[Supplied text]
● ● ● ● ● ● ●
The Election Interference Story Is No Longer About 2020. It Is About What Comes Next.
The Election Interference Story Is No Longer About 2020. It Is About What Comes Next.
The Jack Hopkins Nowe Newsletter #923: Tuesday, June 9th, 2026.
There is a mistake people make when they look at the Trump administration’s renewed election-interference claims.
They treat them as a rerun.
They hear the same phrases: fraud…illegal ballots…corrupted cities…suspicious delays… mail voting…noncitizens…stolen elections.
And…because the language sounds familiar…they assume the strategy is familiar too.
It is not.
The old version was a pressure campaign from outside the machinery of government.
The current version…is different because the machinery itself…is being used to manufacture suspicion…gather data…pressure state officials…rewrite voting procedures…and pre-position a justification for challenging results before the votes are even cast.
That is the point.
This is not merely about proving past fraud. It is about creating a standing narrative that any unfavorable future result is presumptively illegitimate.
What Is Already Happening
The first thing happening is narrative conditioning.
Trump and his allies are once again making sweeping claims about election fraud …without producing evidence strong enough to withstand normal scrutiny.
The specific targets shift …California, Georgia, mail ballots, voter rolls, noncitizen voting, “late” counting…but the structure is always the same.
Find a normal feature of election administration.
Make it sound sinister.
Repeat it…before the public understands the process.
Then demand federal intervention.
The second thing happening is institutional pressure.
The Justice Department has been demanding state voter data on a scale that should alarm anyone paying attention.
Full voter-registration lists. Sensitive personal information. Election records. In some cases…even access connected to voting systems or past ballots.
This creates three dangers at once.
First, it intimidates state election officials.
Second, it gives the federal government a centralized election-data architecture it has never traditionally controlled.
Third, it allows the administration to claim that any state resisting the demand must be hiding something.
That is the trap.
If a state complies…the federal government gains leverage.
If a state refuses…the refusal becomes “evidence” in the political story.
The third thing happening is rule manipulation.
The administration’s election executive order attempts to push citizenship verification…alter mail-ballot procedures…and involve federal agencies in ways that move power away from the traditional state-run election system.
● ● ● ● ● ● ●
[Extracted data]
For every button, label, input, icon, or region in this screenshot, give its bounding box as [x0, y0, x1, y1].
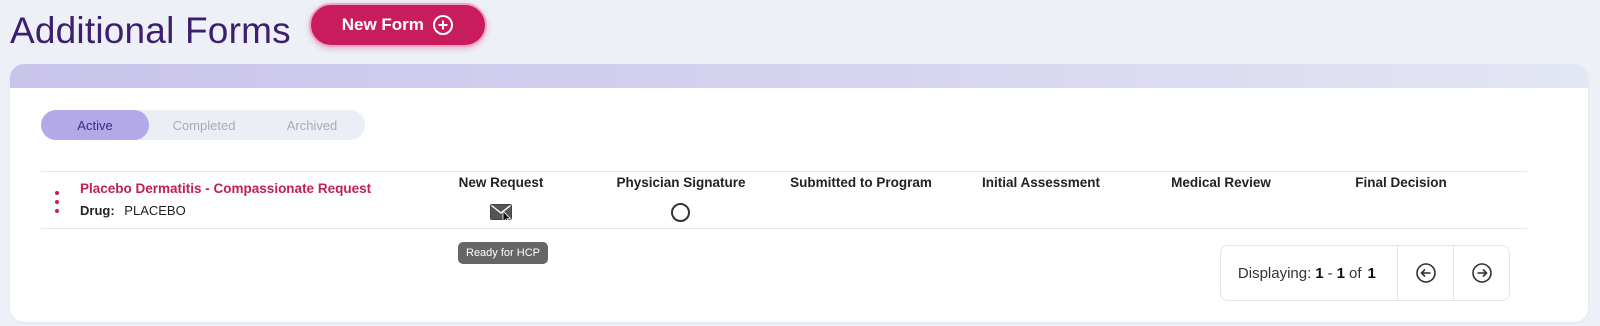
pagination-start: 1	[1315, 264, 1324, 282]
next-page-button[interactable]	[1453, 246, 1509, 300]
arrow-left-circle-icon	[1415, 263, 1436, 283]
drug-value: PLACEBO	[124, 203, 186, 218]
stage-initial-assessment: Initial Assessment	[981, 175, 1101, 190]
page-title: Additional Forms	[10, 10, 291, 51]
row-menu-icon[interactable]	[54, 191, 60, 213]
pagination-of: of	[1348, 264, 1362, 282]
pagination-dash: -	[1327, 264, 1333, 282]
drug-label: Drug:	[80, 203, 115, 218]
stage-physician-signature: Physician Signature	[616, 175, 746, 190]
tab-archived[interactable]: Archived	[259, 110, 365, 140]
row-divider-top	[41, 171, 1527, 172]
pagination-total: 1	[1367, 264, 1376, 282]
form-name-link[interactable]: Placebo Dermatitis - Compassionate Reque…	[80, 181, 371, 196]
new-form-button[interactable]: New Form	[308, 3, 487, 47]
pagination: Displaying: 1 - 1 of 1	[1220, 245, 1510, 301]
arrow-right-circle-icon	[1471, 263, 1492, 283]
forms-card: Active Completed Archived Placebo Dermat…	[10, 64, 1588, 322]
stage-submitted-to-program: Submitted to Program	[790, 175, 932, 190]
drug-info: Drug: PLACEBO	[80, 203, 186, 218]
previous-page-button[interactable]	[1398, 246, 1454, 300]
stage-new-request: New Request	[458, 175, 544, 190]
pagination-text: Displaying: 1 - 1 of 1	[1221, 246, 1398, 300]
row-divider-bottom	[41, 228, 1527, 229]
status-tabs: Active Completed Archived	[41, 110, 365, 140]
card-header-band	[10, 64, 1588, 88]
empty-circle-icon[interactable]	[671, 203, 690, 222]
plus-circle-icon	[432, 15, 453, 35]
tooltip: Ready for HCP	[458, 242, 548, 264]
stage-final-decision: Final Decision	[1355, 175, 1447, 190]
pagination-end: 1	[1336, 264, 1345, 282]
pagination-prefix: Displaying:	[1237, 264, 1312, 282]
tab-active[interactable]: Active	[41, 110, 149, 140]
new-form-label: New Form	[341, 15, 424, 34]
tab-completed[interactable]: Completed	[149, 110, 259, 140]
stage-medical-review: Medical Review	[1171, 175, 1271, 190]
envelope-icon[interactable]	[490, 204, 512, 220]
page-header: Additional Forms New Form	[10, 0, 487, 60]
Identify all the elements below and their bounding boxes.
● ● ● ● ● ● ●
[Tasks]
a - Answer these questions using the newsletter above:
(i) What issue number and date does the newsletter give?
(ii) What name does the newsletter give to the first thing happening?
(iii) According to the newsletter, what happens if a state refuses the federal demand for data?
b - Quote the newsletter word for word from "First, it intimidates" to "state-run election system.".
c - The newsletter says the specific targets of the fraud claims shift. List every target it names.

[Solutions to the tasks]
a -
(i) Issue #923, dated Tuesday, June 9th, 2026.
(ii) Narrative conditioning.
(iii) The refusal becomes "evidence" in the political story.

b -
First, it intimidates state election officials.
Second, it gives the federal government a centralized election-data architecture it has never traditionally controlled.
Third, it allows the administration to claim that any state resisting the demand must be hiding something.
That is the trap.
If a state complies…the federal government gains leverage.
If a state refuses…the refusal becomes “evidence” in the political story.
The third thing happening is rule manipulation.
The administration’s election executive order attempts to push citizenship verification…alter mail-ballot procedures…and involve federal agencies in ways that move power away from the traditional state-run election system.

c -
- California
- Georgia
- Mail ballots
- Voter rolls
- Noncitizen voting
- "Late" counting